▶ OBJECTIVE:
Pick out each line of the records in which the word "apps" appears.

▶ RECORDS:
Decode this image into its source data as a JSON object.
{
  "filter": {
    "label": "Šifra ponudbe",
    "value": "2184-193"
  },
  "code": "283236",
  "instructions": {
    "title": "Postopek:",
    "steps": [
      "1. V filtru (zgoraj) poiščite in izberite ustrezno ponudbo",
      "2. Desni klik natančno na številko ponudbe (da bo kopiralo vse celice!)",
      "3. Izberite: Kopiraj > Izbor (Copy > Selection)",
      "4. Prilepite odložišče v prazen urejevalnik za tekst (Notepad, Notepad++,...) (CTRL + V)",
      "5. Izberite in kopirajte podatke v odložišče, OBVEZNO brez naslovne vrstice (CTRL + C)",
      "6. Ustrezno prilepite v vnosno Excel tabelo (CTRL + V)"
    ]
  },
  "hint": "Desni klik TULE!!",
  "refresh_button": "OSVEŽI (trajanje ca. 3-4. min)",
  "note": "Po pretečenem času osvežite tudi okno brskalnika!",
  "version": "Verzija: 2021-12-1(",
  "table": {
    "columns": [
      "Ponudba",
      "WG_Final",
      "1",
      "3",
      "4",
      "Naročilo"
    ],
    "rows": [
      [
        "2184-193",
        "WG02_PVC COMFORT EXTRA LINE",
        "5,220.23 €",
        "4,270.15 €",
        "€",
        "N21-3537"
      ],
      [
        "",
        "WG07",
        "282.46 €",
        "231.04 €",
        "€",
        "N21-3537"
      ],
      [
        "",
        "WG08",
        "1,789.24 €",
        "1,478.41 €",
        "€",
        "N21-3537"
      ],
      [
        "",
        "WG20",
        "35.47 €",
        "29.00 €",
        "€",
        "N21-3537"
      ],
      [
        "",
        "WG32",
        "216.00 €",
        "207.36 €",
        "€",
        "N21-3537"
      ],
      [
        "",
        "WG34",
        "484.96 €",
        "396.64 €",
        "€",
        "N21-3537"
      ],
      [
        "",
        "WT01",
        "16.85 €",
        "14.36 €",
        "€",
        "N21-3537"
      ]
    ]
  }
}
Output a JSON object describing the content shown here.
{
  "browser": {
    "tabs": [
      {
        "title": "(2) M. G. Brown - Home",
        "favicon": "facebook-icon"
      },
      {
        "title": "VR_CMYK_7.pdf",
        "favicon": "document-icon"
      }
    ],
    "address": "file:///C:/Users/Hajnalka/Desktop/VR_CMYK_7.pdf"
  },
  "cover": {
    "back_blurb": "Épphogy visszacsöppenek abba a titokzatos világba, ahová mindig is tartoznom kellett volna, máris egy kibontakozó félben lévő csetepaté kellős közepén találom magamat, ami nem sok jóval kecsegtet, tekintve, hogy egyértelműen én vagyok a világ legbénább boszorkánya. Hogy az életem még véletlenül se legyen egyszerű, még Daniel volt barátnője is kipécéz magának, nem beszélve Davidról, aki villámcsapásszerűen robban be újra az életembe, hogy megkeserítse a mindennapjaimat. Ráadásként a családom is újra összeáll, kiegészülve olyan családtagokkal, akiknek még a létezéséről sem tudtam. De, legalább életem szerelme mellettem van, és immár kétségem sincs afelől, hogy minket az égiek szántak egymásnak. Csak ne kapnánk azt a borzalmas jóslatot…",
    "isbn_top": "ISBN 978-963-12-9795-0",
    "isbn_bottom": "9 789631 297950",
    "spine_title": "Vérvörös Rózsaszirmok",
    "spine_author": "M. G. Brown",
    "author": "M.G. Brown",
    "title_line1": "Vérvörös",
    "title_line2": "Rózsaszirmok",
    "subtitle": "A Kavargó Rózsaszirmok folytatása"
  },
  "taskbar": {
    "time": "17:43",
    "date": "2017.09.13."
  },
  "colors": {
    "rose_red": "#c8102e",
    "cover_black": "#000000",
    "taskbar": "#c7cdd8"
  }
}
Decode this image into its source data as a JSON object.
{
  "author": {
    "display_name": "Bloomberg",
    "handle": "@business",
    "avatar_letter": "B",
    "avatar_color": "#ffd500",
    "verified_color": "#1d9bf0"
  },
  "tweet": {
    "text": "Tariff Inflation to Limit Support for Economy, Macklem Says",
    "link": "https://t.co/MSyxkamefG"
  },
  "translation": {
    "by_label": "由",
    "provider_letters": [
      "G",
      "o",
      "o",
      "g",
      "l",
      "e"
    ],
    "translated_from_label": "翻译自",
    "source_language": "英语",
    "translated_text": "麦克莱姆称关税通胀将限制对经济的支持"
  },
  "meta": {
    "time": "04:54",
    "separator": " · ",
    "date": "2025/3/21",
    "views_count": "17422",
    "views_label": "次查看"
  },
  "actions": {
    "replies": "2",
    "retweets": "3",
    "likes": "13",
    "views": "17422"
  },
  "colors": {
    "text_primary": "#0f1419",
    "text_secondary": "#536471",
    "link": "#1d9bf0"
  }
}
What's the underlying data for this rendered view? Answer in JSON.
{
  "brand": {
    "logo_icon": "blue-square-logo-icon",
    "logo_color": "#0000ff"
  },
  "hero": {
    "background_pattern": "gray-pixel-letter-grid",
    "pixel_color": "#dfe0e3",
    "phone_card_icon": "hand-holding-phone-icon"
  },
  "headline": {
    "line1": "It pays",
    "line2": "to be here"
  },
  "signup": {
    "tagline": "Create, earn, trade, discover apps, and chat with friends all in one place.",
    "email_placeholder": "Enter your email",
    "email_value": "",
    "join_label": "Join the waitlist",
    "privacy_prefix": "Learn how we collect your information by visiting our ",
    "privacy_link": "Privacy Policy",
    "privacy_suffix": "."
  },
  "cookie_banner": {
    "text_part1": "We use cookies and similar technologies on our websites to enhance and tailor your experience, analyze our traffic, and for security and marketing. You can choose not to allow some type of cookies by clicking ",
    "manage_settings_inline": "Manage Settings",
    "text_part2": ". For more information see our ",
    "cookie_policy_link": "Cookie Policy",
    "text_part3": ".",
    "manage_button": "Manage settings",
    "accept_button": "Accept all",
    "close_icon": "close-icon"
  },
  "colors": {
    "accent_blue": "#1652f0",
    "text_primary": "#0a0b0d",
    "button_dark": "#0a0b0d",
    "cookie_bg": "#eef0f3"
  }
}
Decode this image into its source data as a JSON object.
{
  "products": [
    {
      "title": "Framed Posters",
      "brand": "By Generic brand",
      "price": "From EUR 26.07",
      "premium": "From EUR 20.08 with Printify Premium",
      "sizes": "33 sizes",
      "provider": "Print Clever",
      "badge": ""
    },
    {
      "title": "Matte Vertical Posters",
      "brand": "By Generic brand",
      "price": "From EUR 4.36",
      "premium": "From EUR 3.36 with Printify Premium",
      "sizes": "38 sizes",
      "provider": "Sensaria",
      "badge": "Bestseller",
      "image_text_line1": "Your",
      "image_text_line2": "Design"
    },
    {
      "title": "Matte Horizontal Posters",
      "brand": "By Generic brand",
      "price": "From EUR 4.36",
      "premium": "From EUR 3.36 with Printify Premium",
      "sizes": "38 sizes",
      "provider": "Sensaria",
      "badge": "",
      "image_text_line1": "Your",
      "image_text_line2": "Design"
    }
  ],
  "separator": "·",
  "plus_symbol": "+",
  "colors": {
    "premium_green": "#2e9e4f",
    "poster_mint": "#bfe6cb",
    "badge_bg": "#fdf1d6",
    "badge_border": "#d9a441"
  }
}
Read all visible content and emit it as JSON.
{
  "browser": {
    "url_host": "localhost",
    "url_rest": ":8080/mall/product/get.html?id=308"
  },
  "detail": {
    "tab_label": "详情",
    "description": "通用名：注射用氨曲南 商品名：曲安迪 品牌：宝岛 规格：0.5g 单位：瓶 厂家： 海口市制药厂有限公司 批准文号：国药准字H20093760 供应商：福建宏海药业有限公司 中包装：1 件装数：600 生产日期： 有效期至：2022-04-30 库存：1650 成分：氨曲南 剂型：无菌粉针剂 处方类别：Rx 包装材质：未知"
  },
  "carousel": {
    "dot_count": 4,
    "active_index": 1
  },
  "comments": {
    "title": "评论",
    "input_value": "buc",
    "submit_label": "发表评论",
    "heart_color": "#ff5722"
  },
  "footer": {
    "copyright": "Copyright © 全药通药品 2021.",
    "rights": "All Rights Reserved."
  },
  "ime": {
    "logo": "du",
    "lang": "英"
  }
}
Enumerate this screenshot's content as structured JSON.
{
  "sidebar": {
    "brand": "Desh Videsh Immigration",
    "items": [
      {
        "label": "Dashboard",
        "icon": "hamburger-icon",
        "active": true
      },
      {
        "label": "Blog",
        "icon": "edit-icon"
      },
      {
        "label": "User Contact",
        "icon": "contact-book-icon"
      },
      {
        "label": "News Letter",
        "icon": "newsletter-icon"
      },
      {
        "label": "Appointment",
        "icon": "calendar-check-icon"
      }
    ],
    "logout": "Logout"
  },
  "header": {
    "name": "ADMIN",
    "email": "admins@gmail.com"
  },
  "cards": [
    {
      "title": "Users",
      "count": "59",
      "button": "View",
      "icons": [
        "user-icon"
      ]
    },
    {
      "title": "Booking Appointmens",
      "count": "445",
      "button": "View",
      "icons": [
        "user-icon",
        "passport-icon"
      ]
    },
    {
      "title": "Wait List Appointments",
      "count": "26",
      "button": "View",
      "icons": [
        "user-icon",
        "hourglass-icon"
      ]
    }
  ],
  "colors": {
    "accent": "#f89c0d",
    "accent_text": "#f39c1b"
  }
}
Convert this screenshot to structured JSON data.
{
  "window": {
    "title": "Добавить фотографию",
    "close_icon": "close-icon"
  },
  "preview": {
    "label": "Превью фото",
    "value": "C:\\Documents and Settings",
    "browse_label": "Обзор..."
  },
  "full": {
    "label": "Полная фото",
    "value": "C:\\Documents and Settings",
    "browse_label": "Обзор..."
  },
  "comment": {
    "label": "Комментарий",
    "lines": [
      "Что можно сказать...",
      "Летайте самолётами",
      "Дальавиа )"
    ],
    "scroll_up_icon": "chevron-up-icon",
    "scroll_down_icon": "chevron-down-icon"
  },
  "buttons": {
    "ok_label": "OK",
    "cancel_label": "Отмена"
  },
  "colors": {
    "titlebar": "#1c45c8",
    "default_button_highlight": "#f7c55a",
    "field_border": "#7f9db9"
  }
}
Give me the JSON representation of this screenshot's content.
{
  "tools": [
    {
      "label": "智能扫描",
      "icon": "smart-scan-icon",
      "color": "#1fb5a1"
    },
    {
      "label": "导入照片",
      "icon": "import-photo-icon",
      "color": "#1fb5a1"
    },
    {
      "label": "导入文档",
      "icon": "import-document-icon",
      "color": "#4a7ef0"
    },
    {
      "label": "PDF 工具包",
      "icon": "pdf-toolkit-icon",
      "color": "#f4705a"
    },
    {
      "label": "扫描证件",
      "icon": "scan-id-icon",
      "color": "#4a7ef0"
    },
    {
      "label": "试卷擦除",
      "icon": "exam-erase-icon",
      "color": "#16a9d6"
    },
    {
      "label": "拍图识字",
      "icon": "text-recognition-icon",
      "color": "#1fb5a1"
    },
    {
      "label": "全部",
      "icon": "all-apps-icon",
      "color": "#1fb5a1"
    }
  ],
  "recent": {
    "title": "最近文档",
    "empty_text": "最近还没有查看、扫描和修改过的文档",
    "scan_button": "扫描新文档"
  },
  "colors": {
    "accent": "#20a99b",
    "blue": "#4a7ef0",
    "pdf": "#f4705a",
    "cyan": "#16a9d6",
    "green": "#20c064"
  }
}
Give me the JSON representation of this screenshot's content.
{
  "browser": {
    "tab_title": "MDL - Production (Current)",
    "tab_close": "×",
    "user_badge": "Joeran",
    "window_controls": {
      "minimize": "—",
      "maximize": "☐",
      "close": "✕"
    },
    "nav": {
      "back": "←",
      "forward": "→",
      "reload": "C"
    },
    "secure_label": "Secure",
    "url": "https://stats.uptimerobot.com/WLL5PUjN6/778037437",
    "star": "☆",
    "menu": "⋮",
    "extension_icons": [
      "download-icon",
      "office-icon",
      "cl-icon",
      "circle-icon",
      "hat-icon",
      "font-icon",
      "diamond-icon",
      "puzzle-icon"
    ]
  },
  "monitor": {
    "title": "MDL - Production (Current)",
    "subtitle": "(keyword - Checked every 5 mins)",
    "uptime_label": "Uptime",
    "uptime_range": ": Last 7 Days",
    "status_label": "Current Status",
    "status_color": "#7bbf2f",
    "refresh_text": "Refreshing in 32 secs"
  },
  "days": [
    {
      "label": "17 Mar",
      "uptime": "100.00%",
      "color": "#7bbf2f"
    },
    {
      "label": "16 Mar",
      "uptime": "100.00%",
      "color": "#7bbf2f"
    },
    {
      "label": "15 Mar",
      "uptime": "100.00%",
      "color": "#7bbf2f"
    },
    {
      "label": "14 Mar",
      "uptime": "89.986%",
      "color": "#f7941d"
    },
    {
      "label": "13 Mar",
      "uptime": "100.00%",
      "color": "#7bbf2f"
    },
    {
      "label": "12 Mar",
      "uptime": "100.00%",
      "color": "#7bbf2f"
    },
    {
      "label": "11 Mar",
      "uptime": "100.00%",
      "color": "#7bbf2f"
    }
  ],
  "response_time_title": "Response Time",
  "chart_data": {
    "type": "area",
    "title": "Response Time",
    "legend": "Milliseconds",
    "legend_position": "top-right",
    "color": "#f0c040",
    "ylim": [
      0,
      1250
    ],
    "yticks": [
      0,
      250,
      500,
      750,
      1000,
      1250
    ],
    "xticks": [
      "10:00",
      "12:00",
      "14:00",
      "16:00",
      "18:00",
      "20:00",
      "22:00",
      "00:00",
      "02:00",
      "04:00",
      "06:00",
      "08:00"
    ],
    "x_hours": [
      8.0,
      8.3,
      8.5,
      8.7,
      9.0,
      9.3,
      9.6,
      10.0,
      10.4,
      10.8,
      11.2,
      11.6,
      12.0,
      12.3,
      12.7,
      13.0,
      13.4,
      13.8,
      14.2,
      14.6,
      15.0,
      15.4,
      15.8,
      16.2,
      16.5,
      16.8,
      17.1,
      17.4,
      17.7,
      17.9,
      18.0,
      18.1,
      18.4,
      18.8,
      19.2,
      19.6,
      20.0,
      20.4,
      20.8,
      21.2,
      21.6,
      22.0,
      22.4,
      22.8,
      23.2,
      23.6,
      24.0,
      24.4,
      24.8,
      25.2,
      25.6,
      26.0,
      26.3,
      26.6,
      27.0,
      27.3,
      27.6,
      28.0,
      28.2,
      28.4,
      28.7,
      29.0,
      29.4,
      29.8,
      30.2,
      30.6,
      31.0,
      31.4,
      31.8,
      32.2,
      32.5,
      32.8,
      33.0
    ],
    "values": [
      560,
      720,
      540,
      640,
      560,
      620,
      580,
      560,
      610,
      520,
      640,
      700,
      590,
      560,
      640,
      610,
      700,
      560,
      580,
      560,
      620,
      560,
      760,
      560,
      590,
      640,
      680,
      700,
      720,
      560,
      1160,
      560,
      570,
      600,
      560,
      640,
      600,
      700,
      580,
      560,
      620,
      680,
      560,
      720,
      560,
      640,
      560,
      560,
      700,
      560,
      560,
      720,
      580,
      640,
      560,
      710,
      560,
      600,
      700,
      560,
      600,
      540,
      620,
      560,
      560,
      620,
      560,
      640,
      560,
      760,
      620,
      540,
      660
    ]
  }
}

▶ COMPLETE RESPONSE:
    "tagline": "Create, earn, trade, discover apps, and chat with friends all in one place.",
      "icon": "all-apps-icon",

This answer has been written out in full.